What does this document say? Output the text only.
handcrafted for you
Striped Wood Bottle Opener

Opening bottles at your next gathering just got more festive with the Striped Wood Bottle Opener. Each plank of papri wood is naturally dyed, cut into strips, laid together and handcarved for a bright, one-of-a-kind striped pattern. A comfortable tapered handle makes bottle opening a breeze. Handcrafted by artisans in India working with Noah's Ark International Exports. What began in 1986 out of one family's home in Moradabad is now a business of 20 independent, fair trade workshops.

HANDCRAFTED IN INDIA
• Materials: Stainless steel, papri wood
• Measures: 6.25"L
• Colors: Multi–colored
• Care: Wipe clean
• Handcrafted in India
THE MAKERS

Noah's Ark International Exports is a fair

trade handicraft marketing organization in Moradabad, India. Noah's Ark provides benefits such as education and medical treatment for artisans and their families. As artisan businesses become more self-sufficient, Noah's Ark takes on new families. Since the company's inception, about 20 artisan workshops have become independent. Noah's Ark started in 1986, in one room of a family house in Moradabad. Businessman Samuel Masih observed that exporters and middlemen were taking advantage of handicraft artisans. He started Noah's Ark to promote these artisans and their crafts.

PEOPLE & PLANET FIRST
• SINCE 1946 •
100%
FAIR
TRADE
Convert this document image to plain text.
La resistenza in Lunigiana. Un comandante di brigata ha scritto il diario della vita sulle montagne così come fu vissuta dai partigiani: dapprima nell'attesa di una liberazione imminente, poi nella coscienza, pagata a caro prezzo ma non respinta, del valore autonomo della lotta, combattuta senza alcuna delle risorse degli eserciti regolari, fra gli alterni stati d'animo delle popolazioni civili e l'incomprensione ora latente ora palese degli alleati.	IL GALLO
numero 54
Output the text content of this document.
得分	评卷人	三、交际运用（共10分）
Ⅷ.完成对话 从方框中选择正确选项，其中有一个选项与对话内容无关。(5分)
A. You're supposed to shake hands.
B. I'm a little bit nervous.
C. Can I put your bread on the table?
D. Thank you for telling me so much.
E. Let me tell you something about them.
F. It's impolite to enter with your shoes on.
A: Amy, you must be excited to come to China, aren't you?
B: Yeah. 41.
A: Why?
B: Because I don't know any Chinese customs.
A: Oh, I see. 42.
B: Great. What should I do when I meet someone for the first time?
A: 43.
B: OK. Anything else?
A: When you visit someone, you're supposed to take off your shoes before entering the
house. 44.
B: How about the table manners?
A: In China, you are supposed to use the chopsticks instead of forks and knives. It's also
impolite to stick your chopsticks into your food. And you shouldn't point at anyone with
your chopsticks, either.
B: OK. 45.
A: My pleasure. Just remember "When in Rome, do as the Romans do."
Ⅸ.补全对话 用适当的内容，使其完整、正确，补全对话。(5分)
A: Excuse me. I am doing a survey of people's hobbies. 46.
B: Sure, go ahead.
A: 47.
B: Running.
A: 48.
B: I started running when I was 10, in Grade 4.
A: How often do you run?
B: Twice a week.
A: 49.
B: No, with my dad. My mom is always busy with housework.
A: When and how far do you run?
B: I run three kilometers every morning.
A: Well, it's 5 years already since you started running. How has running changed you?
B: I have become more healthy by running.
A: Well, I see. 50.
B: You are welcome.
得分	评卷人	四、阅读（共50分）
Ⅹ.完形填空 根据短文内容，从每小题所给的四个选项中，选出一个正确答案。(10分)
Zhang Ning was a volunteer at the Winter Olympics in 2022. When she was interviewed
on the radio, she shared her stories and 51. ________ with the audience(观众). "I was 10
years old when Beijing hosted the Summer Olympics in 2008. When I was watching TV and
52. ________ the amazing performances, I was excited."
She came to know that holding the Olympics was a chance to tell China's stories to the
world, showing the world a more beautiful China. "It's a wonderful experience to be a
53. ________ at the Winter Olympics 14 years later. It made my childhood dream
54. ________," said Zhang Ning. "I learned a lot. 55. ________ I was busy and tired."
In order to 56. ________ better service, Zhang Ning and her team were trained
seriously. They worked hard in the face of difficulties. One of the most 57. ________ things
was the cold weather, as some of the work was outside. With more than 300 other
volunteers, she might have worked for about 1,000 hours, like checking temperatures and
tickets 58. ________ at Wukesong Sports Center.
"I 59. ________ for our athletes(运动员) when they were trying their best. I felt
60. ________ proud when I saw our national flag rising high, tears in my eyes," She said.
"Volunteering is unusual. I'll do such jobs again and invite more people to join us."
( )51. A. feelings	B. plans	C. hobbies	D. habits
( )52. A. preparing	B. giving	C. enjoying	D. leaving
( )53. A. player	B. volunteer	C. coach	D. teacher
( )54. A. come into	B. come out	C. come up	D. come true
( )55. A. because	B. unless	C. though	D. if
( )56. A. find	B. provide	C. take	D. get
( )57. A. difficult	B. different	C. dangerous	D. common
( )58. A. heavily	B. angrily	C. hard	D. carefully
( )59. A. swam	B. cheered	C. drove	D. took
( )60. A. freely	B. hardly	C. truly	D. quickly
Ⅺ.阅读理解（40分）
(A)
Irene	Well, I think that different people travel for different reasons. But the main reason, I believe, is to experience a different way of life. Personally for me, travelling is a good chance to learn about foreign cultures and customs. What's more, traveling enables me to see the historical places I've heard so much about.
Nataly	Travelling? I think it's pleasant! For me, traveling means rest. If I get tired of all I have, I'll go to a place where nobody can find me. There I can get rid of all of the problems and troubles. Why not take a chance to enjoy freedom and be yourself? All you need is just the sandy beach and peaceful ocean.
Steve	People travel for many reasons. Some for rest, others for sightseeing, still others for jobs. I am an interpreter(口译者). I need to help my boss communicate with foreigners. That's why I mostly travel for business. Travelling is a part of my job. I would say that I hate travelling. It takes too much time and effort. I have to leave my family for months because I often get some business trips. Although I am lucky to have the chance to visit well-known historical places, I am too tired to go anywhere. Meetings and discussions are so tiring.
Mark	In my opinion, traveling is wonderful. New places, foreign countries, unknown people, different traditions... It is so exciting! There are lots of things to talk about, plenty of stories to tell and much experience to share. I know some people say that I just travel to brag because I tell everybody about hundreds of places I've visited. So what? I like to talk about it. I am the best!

Set task » Extract the entries above verbatim.

Worked answer »
What does this document say? Output the text only.
handcrafted for you
Striped Wood Bottle Opener

Opening bottles at your next gathering just got more festive with the Striped Wood Bottle Opener. Each plank of papri wood is naturally dyed, cut into strips, laid together and handcarved for a bright, one-of-a-kind striped pattern. A comfortable tapered handle makes bottle opening a breeze. Handcrafted by artisans in India working with Noah's Ark International Exports. What began in 1986 out of one family's home in Moradabad is now a business of 20 independent, fair trade workshops.

HANDCRAFTED IN INDIA
• Materials: Stainless steel, papri wood
• Measures: 6.25"L
• Colors: Multi–colored
• Care: Wipe clean
• Handcrafted in India
THE MAKERS

Noah's Ark International Exports is a fair

trade handicraft marketing organization in Moradabad, India. Noah's Ark provides benefits such as education and medical treatment for artisans and their families. As artisan businesses become more self-sufficient, Noah's Ark takes on new families. Since the company's inception, about 20 artisan workshops have become independent. Noah's Ark started in 1986, in one room of a family house in Moradabad. Businessman Samuel Masih observed that exporters and middlemen were taking advantage of handicraft artisans. He started Noah's Ark to promote these artisans and their crafts.

PEOPLE & PLANET FIRST
• SINCE 1946 •
100%
FAIR
TRADE
Convert this document image to plain text.
La resistenza in Lunigiana. Un comandante di brigata ha scritto il diario della vita sulle montagne così come fu vissuta dai partigiani: dapprima nell'attesa di una liberazione imminente, poi nella coscienza, pagata a caro prezzo ma non respinta, del valore autonomo della lotta, combattuta senza alcuna delle risorse degli eserciti regolari, fra gli alterni stati d'animo delle popolazioni civili e l'incomprensione ora latente ora palese degli alleati.	IL GALLO
numero 54
Output the text content of this document.
得分	评卷人	三、交际运用（共10分）
Ⅷ.完成对话 从方框中选择正确选项，其中有一个选项与对话内容无关。(5分)
A. You're supposed to shake hands.
B. I'm a little bit nervous.
C. Can I put your bread on the table?
D. Thank you for telling me so much.
E. Let me tell you something about them.
F. It's impolite to enter with your shoes on.
A: Amy, you must be excited to come to China, aren't you?
B: Yeah. 41.
A: Why?
B: Because I don't know any Chinese customs.
A: Oh, I see. 42.
B: Great. What should I do when I meet someone for the first time?
A: 43.
B: OK. Anything else?
A: When you visit someone, you're supposed to take off your shoes before entering the
house. 44.
B: How about the table manners?
A: In China, you are supposed to use the chopsticks instead of forks and knives. It's also
impolite to stick your chopsticks into your food. And you shouldn't point at anyone with
your chopsticks, either.
B: OK. 45.
A: My pleasure. Just remember "When in Rome, do as the Romans do."
Ⅸ.补全对话 用适当的内容，使其完整、正确，补全对话。(5分)
A: Excuse me. I am doing a survey of people's hobbies. 46.
B: Sure, go ahead.
A: 47.
B: Running.
A: 48.
B: I started running when I was 10, in Grade 4.
A: How often do you run?
B: Twice a week.
A: 49.
B: No, with my dad. My mom is always busy with housework.
A: When and how far do you run?
B: I run three kilometers every morning.
A: Well, it's 5 years already since you started running. How has running changed you?
B: I have become more healthy by running.
A: Well, I see. 50.
B: You are welcome.
得分	评卷人	四、阅读（共50分）
Ⅹ.完形填空 根据短文内容，从每小题所给的四个选项中，选出一个正确答案。(10分)
Zhang Ning was a volunteer at the Winter Olympics in 2022. When she was interviewed
on the radio, she shared her stories and 51. ________ with the audience(观众). "I was 10
years old when Beijing hosted the Summer Olympics in 2008. When I was watching TV and
52. ________ the amazing performances, I was excited."
She came to know that holding the Olympics was a chance to tell China's stories to the
world, showing the world a more beautiful China. "It's a wonderful experience to be a
53. ________ at the Winter Olympics 14 years later. It made my childhood dream
54. ________," said Zhang Ning. "I learned a lot. 55. ________ I was busy and tired."
In order to 56. ________ better service, Zhang Ning and her team were trained
seriously. They worked hard in the face of difficulties. One of the most 57. ________ things
was the cold weather, as some of the work was outside. With more than 300 other
volunteers, she might have worked for about 1,000 hours, like checking temperatures and
tickets 58. ________ at Wukesong Sports Center.
"I 59. ________ for our athletes(运动员) when they were trying their best. I felt
60. ________ proud when I saw our national flag rising high, tears in my eyes," She said.
"Volunteering is unusual. I'll do such jobs again and invite more people to join us."
( )51. A. feelings	B. plans	C. hobbies	D. habits
( )52. A. preparing	B. giving	C. enjoying	D. leaving
( )53. A. player	B. volunteer	C. coach	D. teacher
( )54. A. come into	B. come out	C. come up	D. come true
( )55. A. because	B. unless	C. though	D. if
( )56. A. find	B. provide	C. take	D. get
( )57. A. difficult	B. different	C. dangerous	D. common
( )58. A. heavily	B. angrily	C. hard	D. carefully
( )59. A. swam	B. cheered	C. drove	D. took
( )60. A. freely	B. hardly	C. truly	D. quickly
Ⅺ.阅读理解（40分）
(A)
Irene	Well, I think that different people travel for different reasons. But the main reason, I believe, is to experience a different way of life. Personally for me, travelling is a good chance to learn about foreign cultures and customs. What's more, traveling enables me to see the historical places I've heard so much about.
Nataly	Travelling? I think it's pleasant! For me, traveling means rest. If I get tired of all I have, I'll go to a place where nobody can find me. There I can get rid of all of the problems and troubles. Why not take a chance to enjoy freedom and be yourself? All you need is just the sandy beach and peaceful ocean.
Steve	People travel for many reasons. Some for rest, others for sightseeing, still others for jobs. I am an interpreter(口译者). I need to help my boss communicate with foreigners. That's why I mostly travel for business. Travelling is a part of my job. I would say that I hate travelling. It takes too much time and effort. I have to leave my family for months because I often get some business trips. Although I am lucky to have the chance to visit well-known historical places, I am too tired to go anywhere. Meetings and discussions are so tiring.
Mark	In my opinion, traveling is wonderful. New places, foreign countries, unknown people, different traditions... It is so exciting! There are lots of things to talk about, plenty of stories to tell and much experience to share. I know some people say that I just travel to brag because I tell everybody about hundreds of places I've visited. So what? I like to talk about it. I am the best!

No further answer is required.